Exercise goal> Repeat all of the material below exactly as written, images excluded.

-------- Exercise material

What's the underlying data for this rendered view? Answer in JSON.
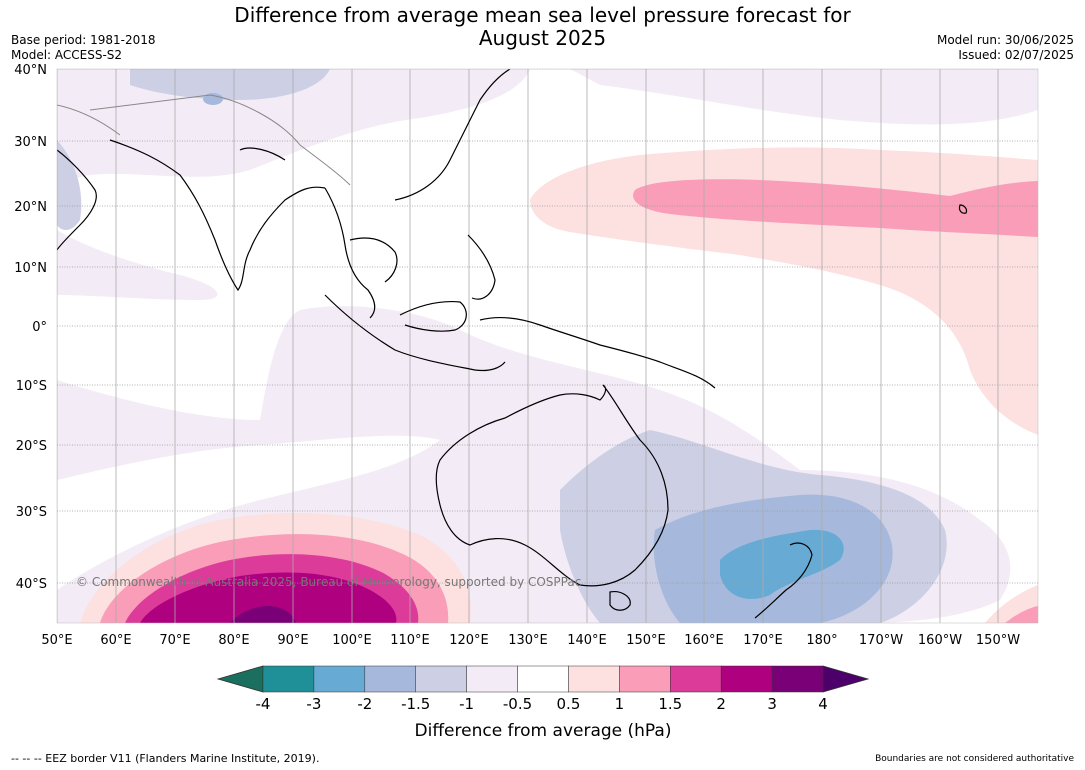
{
  "title_line1": "Difference from average mean sea level pressure forecast for",
  "title_line2": "August 2025",
  "meta_left": {
    "base_period": "Base period: 1981-2018",
    "model": "Model: ACCESS-S2"
  },
  "meta_right": {
    "model_run": "Model run: 30/06/2025",
    "issued": "Issued: 02/07/2025"
  },
  "lat_labels": [
    "40°N",
    "30°N",
    "20°N",
    "10°N",
    "0°",
    "10°S",
    "20°S",
    "30°S",
    "40°S"
  ],
  "lon_labels": [
    "50°E",
    "60°E",
    "70°E",
    "80°E",
    "90°E",
    "100°E",
    "110°E",
    "120°E",
    "130°E",
    "140°E",
    "150°E",
    "160°E",
    "170°E",
    "180°",
    "170°W",
    "160°W",
    "150°W"
  ],
  "copyright": "© Commonwealth of Australia 2025, Bureau of Meteorology, supported by COSPPac",
  "colorbar": {
    "ticks": [
      "-4",
      "-3",
      "-2",
      "-1.5",
      "-1",
      "-0.5",
      "0.5",
      "1",
      "1.5",
      "2",
      "3",
      "4"
    ],
    "colors": [
      "#1a6f5e",
      "#1f9097",
      "#67aad3",
      "#a6b9dc",
      "#cdcfe5",
      "#f3ecf6",
      "#ffffff",
      "#fde0e0",
      "#f99db8",
      "#dc3b9a",
      "#ae007f",
      "#7a0077",
      "#4c006a"
    ],
    "label": "Difference from average (hPa)"
  },
  "footer_left": "--  --  -- EEZ border V11 (Flanders Marine Institute, 2019).",
  "footer_right": "Boundaries are not considered authoritative"
}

----------------

Response below>
What's the underlying data for this rendered view? Answer in JSON.
{
  "title_line1": "Difference from average mean sea level pressure forecast for",
  "title_line2": "August 2025",
  "meta_left": {
    "base_period": "Base period: 1981-2018",
    "model": "Model: ACCESS-S2"
  },
  "meta_right": {
    "model_run": "Model run: 30/06/2025",
    "issued": "Issued: 02/07/2025"
  },
  "lat_labels": [
    "40°N",
    "30°N",
    "20°N",
    "10°N",
    "0°",
    "10°S",
    "20°S",
    "30°S",
    "40°S"
  ],
  "lon_labels": [
    "50°E",
    "60°E",
    "70°E",
    "80°E",
    "90°E",
    "100°E",
    "110°E",
    "120°E",
    "130°E",
    "140°E",
    "150°E",
    "160°E",
    "170°E",
    "180°",
    "170°W",
    "160°W",
    "150°W"
  ],
  "copyright": "© Commonwealth of Australia 2025, Bureau of Meteorology, supported by COSPPac",
  "colorbar": {
    "ticks": [
      "-4",
      "-3",
      "-2",
      "-1.5",
      "-1",
      "-0.5",
      "0.5",
      "1",
      "1.5",
      "2",
      "3",
      "4"
    ],
    "colors": [
      "#1a6f5e",
      "#1f9097",
      "#67aad3",
      "#a6b9dc",
      "#cdcfe5",
      "#f3ecf6",
      "#ffffff",
      "#fde0e0",
      "#f99db8",
      "#dc3b9a",
      "#ae007f",
      "#7a0077",
      "#4c006a"
    ],
    "label": "Difference from average (hPa)"
  },
  "footer_left": "--  --  -- EEZ border V11 (Flanders Marine Institute, 2019).",
  "footer_right": "Boundaries are not considered authoritative"
}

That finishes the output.